▸ **WORK TO BE COMPLETED**
From the listing below, count the lines where the string "Druck" occurs. Give the number, with no other words.
═════ MATERIAL FOR THE TASK
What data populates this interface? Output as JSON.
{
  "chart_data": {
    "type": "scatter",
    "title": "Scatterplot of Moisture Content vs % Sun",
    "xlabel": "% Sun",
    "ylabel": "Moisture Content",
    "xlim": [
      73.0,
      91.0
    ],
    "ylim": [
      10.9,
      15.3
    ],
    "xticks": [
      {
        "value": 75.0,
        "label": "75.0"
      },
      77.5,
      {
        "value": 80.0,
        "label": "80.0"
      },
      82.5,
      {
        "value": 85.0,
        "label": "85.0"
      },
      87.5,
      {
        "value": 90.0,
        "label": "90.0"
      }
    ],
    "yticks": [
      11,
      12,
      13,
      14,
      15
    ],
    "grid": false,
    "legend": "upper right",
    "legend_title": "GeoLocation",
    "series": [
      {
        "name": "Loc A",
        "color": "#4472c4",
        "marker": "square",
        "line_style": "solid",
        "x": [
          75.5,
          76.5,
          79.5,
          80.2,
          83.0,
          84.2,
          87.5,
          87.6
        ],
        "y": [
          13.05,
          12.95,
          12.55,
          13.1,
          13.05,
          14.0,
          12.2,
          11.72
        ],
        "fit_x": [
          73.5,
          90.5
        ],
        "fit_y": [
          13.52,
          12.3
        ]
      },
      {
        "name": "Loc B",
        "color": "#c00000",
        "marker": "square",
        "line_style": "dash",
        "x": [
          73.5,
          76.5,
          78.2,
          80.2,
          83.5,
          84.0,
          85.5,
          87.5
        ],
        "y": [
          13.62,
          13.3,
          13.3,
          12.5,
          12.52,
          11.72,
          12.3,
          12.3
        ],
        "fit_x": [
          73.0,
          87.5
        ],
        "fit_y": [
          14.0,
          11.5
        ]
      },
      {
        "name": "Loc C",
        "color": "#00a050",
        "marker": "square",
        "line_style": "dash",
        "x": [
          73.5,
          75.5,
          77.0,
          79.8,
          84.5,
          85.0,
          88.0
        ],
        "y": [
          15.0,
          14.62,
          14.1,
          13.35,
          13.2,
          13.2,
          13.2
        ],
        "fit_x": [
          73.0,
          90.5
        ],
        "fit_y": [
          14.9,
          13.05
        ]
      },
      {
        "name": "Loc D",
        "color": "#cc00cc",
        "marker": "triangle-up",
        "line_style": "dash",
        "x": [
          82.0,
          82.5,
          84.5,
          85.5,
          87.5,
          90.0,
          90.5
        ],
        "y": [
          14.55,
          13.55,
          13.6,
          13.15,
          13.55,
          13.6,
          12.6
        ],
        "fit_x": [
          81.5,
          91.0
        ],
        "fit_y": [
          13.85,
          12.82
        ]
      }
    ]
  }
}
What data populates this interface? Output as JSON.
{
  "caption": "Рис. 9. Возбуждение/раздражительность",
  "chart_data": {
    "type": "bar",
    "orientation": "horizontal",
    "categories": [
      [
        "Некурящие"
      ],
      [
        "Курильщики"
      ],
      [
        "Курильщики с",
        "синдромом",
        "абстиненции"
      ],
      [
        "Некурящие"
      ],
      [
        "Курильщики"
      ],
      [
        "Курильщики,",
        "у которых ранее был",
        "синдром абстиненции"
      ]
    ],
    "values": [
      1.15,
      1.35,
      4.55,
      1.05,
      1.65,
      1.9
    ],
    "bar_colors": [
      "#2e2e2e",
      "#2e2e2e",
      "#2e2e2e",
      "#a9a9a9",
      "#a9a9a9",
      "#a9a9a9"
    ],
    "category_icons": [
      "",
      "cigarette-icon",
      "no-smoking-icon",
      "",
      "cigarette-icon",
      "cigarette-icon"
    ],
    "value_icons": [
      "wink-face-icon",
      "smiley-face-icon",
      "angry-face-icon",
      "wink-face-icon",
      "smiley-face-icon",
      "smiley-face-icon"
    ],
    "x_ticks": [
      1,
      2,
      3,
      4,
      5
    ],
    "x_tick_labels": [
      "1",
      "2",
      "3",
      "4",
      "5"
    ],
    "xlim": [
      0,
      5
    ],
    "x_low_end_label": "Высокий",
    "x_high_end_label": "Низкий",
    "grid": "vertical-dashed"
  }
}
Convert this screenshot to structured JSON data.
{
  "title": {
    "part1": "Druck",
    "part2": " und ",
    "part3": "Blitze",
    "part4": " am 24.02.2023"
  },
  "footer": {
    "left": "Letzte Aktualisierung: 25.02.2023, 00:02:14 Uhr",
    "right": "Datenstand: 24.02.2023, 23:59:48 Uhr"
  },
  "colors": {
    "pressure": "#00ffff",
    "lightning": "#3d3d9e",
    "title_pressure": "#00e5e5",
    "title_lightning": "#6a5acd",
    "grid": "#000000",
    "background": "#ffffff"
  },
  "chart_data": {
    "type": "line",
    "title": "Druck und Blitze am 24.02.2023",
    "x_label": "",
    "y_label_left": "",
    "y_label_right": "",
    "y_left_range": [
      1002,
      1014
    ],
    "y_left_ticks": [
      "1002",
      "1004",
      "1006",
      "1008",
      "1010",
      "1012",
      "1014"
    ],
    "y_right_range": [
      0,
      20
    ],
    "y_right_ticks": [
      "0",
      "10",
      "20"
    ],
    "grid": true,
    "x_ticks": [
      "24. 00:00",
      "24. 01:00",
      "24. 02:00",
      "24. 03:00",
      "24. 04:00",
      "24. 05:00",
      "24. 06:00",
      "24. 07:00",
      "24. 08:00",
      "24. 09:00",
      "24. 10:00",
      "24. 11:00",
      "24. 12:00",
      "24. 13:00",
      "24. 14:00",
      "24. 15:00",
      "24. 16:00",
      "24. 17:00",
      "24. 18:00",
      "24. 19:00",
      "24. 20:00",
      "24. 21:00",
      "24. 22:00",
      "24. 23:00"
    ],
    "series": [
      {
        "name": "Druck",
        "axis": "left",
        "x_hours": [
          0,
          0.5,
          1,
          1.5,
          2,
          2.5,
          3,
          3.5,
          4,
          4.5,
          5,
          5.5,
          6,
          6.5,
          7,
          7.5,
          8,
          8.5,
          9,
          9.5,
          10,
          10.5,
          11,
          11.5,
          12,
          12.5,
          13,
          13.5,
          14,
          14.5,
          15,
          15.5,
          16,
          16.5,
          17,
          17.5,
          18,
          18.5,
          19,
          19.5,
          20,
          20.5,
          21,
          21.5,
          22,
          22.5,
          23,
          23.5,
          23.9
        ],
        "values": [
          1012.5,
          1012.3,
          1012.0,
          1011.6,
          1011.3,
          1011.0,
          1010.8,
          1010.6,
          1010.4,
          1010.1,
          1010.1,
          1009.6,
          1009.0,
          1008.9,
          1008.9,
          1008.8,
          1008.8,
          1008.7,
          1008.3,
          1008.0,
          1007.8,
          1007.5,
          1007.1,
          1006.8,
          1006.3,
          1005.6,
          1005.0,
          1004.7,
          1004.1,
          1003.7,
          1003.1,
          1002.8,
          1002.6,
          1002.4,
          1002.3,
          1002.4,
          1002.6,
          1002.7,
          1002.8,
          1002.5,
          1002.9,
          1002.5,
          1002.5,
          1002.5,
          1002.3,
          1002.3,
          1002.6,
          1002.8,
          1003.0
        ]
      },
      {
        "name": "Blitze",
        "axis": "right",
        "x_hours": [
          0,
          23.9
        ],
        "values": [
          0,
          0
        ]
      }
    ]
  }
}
══════════
▸ **WRITTEN RESPONSE**
3